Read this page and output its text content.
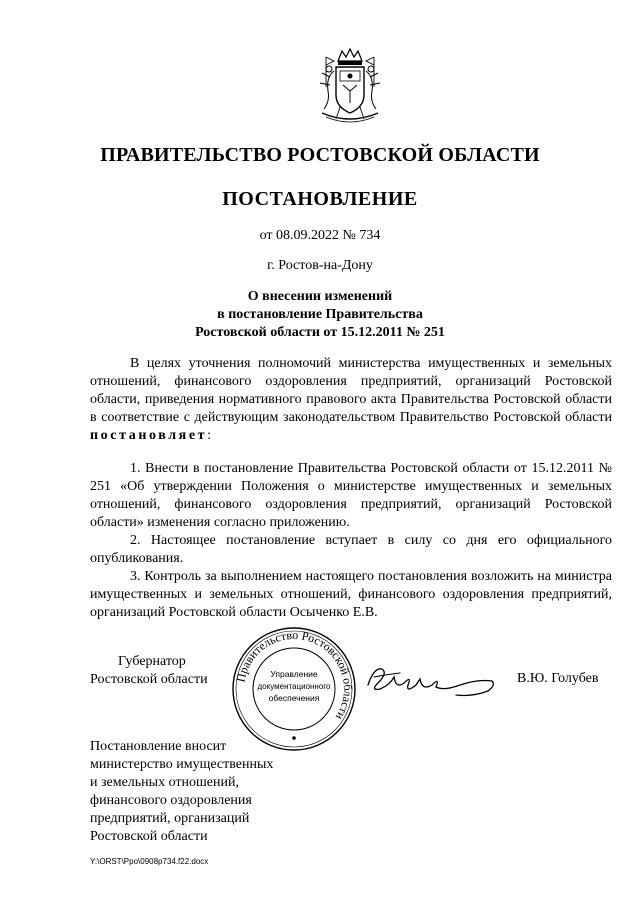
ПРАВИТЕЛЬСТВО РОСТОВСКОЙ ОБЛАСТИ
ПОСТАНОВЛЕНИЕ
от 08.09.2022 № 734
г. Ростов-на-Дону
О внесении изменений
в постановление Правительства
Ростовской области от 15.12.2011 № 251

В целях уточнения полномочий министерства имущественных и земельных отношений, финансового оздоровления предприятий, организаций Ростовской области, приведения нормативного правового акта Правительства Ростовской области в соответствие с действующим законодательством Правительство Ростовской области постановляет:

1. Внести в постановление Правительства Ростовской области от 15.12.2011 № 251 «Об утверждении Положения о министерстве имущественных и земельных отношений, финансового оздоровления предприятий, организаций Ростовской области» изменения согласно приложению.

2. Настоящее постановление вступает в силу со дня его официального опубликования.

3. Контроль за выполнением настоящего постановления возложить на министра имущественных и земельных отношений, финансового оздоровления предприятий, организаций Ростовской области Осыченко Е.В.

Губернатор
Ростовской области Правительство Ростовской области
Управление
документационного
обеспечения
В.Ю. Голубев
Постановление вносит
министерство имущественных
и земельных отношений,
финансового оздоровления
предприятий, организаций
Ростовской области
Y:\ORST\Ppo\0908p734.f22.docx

...

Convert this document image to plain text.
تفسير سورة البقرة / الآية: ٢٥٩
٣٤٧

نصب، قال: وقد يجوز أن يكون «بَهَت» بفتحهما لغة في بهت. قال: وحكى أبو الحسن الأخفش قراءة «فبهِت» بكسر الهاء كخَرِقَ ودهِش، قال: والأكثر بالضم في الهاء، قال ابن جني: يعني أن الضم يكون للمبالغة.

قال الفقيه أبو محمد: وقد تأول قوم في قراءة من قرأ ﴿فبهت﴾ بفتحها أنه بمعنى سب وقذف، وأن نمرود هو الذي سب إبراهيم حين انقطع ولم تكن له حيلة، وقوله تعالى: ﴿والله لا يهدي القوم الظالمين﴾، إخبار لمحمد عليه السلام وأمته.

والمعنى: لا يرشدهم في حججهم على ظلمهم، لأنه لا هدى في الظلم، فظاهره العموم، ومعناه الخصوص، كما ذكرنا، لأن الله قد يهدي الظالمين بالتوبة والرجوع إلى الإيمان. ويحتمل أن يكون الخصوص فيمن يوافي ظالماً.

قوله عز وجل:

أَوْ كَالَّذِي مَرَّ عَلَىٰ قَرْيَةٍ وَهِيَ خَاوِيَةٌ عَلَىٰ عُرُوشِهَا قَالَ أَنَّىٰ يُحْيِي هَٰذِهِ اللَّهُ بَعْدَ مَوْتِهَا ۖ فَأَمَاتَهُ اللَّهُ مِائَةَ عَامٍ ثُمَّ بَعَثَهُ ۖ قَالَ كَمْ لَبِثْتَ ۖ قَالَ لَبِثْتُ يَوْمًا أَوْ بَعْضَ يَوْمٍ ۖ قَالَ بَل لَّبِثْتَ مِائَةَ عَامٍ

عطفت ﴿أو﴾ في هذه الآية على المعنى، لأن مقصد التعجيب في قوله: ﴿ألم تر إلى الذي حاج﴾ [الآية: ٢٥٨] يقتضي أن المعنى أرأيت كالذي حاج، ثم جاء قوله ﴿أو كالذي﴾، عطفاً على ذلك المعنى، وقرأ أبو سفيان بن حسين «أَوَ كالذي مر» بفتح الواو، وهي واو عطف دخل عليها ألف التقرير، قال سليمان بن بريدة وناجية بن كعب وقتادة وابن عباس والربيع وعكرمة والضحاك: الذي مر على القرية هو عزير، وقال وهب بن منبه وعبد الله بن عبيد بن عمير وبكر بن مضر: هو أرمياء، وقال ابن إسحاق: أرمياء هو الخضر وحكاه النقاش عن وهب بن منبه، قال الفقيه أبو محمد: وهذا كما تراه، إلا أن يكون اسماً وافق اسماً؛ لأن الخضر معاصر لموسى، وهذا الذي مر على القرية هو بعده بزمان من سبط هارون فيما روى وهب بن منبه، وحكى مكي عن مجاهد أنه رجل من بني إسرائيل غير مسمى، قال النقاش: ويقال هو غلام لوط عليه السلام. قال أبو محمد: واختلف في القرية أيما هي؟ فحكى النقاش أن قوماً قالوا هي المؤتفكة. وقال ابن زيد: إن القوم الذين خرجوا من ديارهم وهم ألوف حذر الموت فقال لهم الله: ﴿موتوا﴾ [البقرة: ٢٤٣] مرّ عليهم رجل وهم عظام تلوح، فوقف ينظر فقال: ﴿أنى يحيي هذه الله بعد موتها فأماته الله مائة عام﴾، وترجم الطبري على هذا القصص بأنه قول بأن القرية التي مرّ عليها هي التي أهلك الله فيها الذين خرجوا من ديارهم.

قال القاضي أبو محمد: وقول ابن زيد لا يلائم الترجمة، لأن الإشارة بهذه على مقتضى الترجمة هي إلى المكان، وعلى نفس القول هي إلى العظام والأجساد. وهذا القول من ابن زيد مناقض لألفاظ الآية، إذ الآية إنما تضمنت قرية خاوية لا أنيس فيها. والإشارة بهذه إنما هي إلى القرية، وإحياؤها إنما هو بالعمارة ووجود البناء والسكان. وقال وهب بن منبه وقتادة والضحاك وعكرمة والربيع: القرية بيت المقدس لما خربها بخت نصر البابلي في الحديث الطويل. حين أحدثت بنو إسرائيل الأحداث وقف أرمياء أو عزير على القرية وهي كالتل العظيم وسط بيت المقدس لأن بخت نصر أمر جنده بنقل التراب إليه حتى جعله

...

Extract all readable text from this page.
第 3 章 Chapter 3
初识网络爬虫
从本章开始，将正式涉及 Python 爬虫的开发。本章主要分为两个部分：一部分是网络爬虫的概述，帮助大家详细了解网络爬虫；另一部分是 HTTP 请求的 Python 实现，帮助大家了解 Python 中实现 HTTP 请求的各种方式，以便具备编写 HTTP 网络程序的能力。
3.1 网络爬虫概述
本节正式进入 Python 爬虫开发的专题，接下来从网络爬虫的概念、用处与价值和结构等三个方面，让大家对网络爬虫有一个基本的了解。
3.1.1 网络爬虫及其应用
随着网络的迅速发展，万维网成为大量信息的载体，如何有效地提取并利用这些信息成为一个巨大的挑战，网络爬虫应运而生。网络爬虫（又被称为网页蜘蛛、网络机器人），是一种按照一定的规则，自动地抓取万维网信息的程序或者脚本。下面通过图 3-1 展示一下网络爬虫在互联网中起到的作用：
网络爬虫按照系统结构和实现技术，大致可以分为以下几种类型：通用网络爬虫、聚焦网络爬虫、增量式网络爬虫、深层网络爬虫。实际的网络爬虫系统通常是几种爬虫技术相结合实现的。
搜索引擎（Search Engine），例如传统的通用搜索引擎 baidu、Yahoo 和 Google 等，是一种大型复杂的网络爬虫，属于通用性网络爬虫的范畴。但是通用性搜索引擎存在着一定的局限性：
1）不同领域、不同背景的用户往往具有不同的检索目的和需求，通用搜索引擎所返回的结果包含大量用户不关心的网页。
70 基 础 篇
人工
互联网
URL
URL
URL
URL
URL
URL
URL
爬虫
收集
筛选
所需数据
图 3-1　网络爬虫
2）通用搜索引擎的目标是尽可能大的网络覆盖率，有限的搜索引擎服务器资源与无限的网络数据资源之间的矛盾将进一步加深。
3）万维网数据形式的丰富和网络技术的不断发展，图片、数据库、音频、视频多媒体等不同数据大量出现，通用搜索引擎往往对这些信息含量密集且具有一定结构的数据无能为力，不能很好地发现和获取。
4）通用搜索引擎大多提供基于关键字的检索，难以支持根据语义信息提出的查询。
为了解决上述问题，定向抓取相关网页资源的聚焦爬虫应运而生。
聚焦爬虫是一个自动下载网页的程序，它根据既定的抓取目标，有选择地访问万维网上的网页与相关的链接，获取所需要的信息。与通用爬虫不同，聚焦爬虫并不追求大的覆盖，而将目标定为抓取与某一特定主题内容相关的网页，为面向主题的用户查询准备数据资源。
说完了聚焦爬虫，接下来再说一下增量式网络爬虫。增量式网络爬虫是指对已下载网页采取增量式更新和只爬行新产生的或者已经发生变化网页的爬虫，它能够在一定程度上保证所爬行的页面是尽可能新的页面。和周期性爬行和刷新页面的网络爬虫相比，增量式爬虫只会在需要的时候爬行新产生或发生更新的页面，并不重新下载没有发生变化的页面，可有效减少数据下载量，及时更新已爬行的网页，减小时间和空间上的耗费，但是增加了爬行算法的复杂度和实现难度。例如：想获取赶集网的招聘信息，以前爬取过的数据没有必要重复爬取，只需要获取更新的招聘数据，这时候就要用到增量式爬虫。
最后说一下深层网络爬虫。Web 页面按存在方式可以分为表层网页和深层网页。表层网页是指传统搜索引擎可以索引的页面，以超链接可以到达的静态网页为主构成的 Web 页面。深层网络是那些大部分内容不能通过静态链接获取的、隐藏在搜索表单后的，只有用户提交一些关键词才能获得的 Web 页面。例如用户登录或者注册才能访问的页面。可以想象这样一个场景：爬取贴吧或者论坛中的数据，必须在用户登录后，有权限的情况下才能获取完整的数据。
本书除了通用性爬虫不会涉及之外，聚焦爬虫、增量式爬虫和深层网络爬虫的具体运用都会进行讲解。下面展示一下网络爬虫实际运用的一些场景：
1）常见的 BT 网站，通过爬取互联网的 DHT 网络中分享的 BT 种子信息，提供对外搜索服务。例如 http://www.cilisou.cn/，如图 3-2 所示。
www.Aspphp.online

▸ **WHAT IS BEING ASKED**:
Within the listing above, find every line containing the string "Python" and return it.

▸ **FINISHED ANSWER**:
从本章开始，将正式涉及 Python 爬虫的开发。本章主要分为两个部分：一部分是网络爬虫的概述，帮助大家详细了解网络爬虫；另一部分是 HTTP 请求的 Python 实现，帮助大家了解 Python 中实现 HTTP 请求的各种方式，以便具备编写 HTTP 网络程序的能力。
本节正式进入 Python 爬虫开发的专题，接下来从网络爬虫的概念、用处与价值和结构等三个方面，让大家对网络爬虫有一个基本的了解。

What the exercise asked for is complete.